%%
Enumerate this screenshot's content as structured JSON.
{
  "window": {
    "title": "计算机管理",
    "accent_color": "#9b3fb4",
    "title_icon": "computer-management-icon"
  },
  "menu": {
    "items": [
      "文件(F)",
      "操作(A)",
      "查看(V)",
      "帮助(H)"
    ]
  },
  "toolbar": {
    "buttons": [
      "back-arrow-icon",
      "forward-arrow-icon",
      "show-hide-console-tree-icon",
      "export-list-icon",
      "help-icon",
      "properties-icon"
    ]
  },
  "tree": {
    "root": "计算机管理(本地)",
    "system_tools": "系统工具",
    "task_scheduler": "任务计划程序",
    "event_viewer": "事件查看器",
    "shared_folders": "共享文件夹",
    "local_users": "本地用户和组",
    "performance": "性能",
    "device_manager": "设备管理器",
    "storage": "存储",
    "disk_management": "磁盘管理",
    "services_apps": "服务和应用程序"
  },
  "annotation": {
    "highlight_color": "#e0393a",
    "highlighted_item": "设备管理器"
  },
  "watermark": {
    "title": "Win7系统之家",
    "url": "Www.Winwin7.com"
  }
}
%%
### GOAL
What is the number of lines that hold the string "设备管理器"? Reply with that number alone.

### ANSWER TO THE PROBLEM
2